**WHAT YOU NEED TO DO:** In the entries that follow, how many lines hold the string "adressées"? Give only that number.

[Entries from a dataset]

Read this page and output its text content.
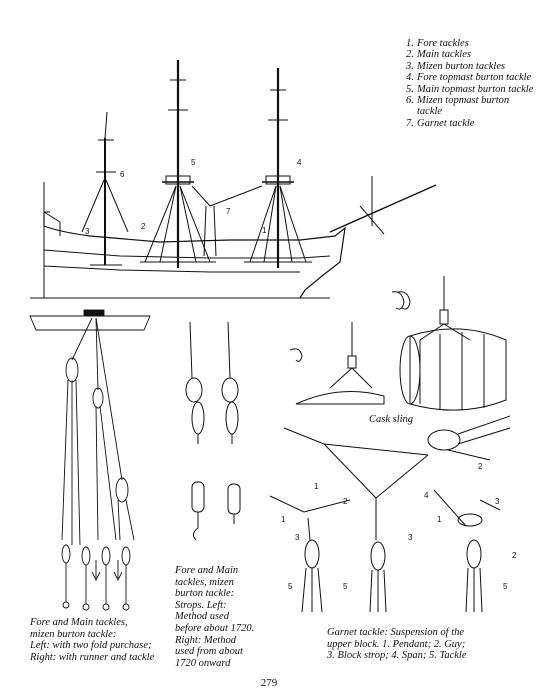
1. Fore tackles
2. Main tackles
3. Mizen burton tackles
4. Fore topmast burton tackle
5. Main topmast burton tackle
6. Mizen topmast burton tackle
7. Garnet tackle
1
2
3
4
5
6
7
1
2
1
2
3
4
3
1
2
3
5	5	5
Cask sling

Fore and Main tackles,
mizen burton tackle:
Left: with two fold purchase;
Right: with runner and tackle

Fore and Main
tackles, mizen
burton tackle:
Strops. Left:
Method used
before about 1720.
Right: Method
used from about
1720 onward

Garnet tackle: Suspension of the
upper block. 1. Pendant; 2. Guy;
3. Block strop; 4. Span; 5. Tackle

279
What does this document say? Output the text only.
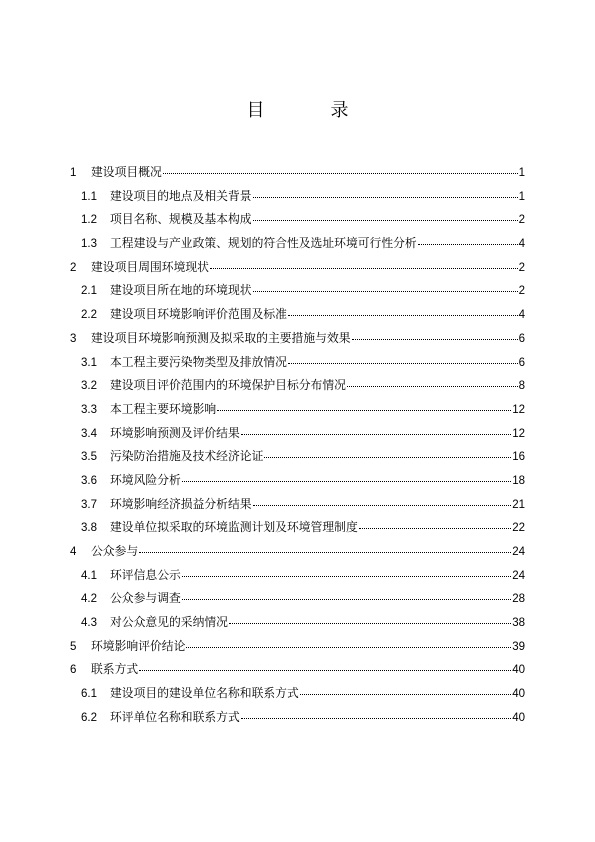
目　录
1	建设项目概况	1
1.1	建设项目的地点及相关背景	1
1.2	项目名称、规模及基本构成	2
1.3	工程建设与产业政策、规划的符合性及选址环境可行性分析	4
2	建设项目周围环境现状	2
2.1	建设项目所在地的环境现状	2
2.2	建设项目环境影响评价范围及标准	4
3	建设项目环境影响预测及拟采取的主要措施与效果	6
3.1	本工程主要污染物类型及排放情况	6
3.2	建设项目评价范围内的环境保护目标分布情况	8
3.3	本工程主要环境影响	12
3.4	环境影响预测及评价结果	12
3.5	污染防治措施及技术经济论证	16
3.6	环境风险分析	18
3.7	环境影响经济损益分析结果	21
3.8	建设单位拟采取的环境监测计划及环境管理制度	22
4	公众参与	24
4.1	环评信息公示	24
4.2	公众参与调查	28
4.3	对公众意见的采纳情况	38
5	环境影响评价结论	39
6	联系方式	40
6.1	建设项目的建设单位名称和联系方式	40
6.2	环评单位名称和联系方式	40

...

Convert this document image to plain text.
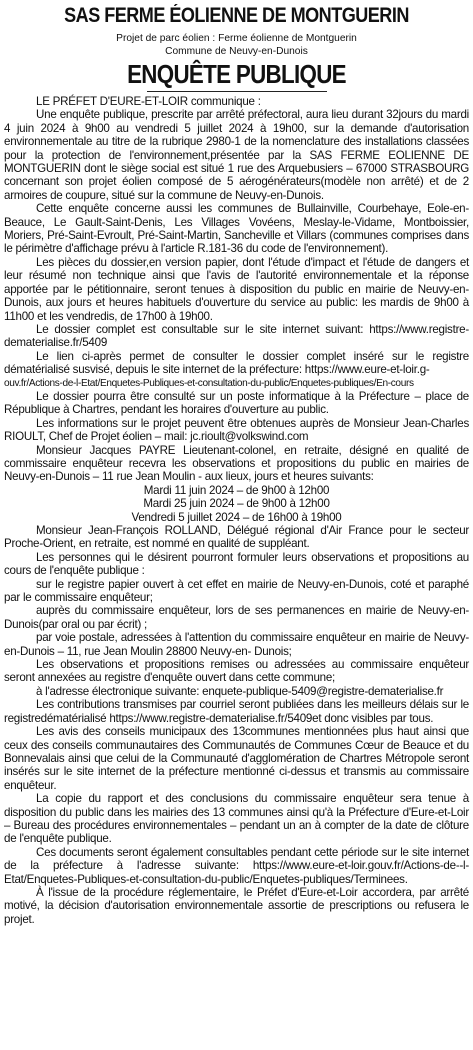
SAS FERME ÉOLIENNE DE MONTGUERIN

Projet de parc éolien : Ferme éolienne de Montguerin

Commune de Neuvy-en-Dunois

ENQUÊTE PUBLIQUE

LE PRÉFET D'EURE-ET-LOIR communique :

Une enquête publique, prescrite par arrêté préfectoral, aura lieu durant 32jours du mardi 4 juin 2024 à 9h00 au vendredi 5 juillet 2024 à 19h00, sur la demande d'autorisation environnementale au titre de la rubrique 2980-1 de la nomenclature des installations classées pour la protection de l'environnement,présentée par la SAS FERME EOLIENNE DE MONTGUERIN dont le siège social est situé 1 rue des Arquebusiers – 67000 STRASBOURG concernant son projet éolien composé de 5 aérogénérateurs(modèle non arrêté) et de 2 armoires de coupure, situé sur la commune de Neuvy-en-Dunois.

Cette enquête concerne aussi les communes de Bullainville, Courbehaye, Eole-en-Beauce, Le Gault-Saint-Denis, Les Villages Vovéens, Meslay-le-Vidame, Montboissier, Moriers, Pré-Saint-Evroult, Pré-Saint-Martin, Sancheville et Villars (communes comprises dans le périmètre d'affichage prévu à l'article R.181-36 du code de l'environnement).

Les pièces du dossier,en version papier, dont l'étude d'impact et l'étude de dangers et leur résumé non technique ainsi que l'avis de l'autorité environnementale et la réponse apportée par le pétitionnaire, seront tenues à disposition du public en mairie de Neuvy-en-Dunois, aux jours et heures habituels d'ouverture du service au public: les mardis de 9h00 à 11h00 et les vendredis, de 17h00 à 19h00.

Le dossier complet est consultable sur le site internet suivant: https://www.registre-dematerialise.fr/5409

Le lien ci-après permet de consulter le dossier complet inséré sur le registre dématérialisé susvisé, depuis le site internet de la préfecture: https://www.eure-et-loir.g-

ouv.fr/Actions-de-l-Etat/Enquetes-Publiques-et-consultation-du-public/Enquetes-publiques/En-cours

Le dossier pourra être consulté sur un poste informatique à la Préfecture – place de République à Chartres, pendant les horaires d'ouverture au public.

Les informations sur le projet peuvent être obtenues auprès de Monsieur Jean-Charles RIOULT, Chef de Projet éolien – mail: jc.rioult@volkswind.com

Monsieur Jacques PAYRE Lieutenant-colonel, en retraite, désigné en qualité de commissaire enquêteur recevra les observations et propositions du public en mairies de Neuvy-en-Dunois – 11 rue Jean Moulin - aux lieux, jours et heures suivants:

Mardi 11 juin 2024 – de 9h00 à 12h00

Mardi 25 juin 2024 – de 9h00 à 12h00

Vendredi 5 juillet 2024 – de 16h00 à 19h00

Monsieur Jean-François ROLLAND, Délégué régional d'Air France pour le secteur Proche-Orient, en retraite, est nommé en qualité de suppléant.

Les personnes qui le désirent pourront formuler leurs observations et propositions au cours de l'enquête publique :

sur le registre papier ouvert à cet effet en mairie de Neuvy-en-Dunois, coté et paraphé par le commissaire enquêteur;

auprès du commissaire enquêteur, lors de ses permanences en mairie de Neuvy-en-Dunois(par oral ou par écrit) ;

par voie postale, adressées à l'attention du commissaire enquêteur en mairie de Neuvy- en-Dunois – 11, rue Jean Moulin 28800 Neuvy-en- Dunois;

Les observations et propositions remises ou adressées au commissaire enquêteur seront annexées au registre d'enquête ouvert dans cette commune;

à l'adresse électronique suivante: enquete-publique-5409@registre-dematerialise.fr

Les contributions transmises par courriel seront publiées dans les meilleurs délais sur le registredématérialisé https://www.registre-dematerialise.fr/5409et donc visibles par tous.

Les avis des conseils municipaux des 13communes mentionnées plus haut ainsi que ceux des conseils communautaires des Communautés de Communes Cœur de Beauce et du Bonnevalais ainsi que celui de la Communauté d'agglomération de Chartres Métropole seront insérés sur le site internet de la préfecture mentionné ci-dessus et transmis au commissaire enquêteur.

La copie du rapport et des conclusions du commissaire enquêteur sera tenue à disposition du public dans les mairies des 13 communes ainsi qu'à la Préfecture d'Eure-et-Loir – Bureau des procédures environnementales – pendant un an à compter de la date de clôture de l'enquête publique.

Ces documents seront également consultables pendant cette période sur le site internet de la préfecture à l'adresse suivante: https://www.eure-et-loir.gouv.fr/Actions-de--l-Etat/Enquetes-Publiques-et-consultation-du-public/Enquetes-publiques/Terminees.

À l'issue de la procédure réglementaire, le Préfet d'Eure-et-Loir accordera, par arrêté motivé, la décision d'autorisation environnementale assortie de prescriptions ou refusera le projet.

**THE RESPONSE:** 2